**PROBLEM TO SOLVE:**
How many lines of the material below contain the string "ակտիվության"? Answer with the number and nothing else.

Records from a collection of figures
* * * *
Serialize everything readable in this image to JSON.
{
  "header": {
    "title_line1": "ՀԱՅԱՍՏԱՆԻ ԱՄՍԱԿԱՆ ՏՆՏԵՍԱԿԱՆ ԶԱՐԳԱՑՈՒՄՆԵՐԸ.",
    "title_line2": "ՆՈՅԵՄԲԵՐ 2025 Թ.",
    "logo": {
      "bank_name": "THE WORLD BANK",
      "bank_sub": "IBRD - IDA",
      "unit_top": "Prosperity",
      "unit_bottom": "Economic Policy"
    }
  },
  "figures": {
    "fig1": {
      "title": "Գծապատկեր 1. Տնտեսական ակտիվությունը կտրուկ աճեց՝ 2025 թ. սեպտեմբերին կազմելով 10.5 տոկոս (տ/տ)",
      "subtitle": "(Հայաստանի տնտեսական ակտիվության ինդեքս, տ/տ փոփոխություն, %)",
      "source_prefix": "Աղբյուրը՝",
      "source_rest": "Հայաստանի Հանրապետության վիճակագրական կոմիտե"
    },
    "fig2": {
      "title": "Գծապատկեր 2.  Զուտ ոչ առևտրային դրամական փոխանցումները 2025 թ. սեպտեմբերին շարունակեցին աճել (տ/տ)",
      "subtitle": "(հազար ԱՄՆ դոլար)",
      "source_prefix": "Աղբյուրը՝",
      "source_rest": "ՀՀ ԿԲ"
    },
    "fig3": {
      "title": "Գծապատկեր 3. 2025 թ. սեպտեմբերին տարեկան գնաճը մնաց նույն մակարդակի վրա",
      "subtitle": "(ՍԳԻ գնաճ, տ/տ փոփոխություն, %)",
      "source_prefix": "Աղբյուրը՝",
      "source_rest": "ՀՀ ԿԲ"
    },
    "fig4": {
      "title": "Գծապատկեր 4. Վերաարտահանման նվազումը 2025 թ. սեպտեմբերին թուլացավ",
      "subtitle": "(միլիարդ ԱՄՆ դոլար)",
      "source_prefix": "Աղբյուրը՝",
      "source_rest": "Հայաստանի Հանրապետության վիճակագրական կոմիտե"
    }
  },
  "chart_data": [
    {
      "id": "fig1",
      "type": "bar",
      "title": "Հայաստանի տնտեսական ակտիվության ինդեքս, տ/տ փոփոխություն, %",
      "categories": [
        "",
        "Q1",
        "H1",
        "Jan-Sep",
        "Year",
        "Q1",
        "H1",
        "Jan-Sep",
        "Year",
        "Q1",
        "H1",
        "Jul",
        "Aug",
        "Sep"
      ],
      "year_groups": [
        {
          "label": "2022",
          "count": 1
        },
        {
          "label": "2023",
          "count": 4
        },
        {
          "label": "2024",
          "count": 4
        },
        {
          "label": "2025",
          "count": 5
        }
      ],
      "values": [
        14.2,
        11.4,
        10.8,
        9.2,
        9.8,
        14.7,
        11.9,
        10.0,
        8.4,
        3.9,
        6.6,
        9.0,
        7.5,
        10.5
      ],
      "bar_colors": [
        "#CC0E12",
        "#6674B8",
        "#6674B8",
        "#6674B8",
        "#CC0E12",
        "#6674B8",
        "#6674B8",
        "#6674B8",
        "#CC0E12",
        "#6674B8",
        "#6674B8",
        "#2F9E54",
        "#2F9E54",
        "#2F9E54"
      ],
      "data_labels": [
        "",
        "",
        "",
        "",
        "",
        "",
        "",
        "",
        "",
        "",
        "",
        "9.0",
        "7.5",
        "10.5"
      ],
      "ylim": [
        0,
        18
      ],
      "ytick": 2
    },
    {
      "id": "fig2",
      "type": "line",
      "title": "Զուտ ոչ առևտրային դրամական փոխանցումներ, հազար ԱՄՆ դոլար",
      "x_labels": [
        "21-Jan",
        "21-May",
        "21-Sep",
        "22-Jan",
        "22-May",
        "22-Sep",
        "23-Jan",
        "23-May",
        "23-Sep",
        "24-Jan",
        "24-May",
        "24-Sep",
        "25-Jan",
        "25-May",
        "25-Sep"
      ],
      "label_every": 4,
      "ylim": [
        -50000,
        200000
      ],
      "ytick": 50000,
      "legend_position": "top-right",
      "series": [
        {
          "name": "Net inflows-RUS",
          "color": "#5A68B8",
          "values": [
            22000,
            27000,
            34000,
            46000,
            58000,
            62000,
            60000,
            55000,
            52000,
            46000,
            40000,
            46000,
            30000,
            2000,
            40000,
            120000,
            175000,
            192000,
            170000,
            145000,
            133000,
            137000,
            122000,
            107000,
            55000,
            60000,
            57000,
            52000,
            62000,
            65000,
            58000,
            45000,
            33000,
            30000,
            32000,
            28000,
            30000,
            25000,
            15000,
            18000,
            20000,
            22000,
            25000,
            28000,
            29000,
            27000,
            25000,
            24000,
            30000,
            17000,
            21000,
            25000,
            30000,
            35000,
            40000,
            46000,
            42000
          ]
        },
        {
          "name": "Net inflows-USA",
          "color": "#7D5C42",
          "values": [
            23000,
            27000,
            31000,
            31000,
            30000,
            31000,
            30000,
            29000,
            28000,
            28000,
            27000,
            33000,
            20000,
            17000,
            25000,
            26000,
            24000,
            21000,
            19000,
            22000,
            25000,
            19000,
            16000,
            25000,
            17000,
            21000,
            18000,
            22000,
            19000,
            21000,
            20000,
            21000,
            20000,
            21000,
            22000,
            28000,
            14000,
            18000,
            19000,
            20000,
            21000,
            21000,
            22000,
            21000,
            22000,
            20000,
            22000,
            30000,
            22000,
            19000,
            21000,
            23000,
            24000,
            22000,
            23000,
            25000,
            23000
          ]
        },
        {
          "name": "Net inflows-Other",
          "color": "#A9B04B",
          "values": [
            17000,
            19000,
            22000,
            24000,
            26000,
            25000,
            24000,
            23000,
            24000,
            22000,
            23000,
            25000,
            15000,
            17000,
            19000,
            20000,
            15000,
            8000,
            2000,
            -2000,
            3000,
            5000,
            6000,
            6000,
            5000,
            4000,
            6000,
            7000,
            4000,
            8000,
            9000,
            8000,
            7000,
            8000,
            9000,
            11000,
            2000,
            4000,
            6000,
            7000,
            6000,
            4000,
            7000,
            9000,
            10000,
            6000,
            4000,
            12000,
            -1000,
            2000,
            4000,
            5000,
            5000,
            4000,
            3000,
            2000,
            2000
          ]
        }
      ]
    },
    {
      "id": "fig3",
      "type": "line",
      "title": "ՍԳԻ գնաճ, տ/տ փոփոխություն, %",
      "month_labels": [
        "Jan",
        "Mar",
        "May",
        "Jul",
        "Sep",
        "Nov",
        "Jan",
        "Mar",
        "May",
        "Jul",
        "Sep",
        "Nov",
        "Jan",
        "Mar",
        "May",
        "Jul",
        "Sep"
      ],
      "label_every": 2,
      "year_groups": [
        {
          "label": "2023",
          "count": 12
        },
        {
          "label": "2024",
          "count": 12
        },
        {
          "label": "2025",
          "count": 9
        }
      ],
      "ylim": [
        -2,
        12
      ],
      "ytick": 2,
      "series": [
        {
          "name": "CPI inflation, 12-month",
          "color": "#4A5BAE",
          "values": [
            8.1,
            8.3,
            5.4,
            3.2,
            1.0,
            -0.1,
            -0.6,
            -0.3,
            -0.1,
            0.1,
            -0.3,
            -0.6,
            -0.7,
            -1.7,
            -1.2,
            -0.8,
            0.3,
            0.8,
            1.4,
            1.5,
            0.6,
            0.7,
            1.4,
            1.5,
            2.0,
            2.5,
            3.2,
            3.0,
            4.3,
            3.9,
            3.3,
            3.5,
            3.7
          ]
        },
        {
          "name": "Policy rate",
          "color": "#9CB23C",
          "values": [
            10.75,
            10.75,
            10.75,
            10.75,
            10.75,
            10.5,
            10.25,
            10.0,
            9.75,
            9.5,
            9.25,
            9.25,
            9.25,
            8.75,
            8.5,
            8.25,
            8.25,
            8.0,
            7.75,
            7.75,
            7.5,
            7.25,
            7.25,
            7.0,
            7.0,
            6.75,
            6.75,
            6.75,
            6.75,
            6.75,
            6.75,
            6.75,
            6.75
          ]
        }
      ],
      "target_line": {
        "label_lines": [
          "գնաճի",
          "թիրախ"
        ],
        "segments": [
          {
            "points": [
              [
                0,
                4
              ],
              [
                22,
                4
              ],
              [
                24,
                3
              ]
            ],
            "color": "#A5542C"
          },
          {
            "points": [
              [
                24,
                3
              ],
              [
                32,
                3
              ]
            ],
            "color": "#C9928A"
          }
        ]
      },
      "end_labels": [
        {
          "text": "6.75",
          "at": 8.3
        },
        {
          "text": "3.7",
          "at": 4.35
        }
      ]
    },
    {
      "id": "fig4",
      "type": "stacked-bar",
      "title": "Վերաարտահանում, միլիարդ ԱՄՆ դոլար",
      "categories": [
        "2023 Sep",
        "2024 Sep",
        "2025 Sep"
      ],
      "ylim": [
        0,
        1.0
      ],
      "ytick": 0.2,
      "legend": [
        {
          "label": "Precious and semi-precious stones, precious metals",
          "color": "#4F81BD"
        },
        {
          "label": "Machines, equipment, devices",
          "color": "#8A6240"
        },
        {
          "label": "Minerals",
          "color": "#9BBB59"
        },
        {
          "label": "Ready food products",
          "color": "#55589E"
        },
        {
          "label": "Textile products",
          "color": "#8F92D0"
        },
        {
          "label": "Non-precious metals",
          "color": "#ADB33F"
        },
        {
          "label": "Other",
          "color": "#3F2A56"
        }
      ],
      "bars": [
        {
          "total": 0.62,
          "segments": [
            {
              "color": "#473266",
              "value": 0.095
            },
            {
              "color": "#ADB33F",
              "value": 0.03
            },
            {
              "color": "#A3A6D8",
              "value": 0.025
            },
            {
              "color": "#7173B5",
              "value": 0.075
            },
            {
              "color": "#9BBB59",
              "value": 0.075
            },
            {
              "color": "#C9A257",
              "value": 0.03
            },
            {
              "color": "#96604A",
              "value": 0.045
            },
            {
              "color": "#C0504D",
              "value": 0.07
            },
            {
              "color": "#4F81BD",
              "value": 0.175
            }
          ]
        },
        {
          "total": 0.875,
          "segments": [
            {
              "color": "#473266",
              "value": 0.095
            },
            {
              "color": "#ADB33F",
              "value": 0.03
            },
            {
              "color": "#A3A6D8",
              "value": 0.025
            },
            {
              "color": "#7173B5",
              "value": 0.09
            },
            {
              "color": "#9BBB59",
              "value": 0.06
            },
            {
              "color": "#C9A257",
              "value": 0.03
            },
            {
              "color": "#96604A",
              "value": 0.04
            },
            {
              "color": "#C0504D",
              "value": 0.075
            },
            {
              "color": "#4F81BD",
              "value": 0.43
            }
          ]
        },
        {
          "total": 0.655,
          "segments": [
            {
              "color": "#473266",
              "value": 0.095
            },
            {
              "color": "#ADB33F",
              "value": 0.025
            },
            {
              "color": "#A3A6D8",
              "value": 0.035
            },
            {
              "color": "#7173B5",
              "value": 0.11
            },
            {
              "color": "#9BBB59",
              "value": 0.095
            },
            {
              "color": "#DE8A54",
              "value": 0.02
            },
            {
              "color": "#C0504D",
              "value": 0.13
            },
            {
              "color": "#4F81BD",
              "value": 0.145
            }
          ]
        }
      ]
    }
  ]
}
* * * *
**CORRECT OUTPUT:**
2